Quote every entry word for word.

-- BEGIN The records --

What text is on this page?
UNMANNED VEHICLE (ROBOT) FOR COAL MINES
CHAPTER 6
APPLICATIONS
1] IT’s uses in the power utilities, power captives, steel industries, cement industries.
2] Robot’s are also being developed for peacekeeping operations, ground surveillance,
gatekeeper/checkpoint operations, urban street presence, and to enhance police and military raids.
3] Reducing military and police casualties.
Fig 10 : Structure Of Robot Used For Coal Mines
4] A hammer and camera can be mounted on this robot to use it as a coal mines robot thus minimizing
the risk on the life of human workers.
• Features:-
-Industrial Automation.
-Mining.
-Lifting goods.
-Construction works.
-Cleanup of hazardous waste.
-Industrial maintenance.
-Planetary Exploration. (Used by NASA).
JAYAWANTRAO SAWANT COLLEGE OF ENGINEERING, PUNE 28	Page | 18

-- END The records --

### In response
What text is on this page?
UNMANNED VEHICLE (ROBOT) FOR COAL MINES
CHAPTER 6
APPLICATIONS
1] IT’s uses in the power utilities, power captives, steel industries, cement industries.
2] Robot’s are also being developed for peacekeeping operations, ground surveillance,
gatekeeper/checkpoint operations, urban street presence, and to enhance police and military raids.
3] Reducing military and police casualties.
Fig 10 : Structure Of Robot Used For Coal Mines
4] A hammer and camera can be mounted on this robot to use it as a coal mines robot thus minimizing
the risk on the life of human workers.
• Features:-
-Industrial Automation.
-Mining.
-Lifting goods.
-Construction works.
-Cleanup of hazardous waste.
-Industrial maintenance.
-Planetary Exploration. (Used by NASA).
JAYAWANTRAO SAWANT COLLEGE OF ENGINEERING, PUNE 28	Page | 18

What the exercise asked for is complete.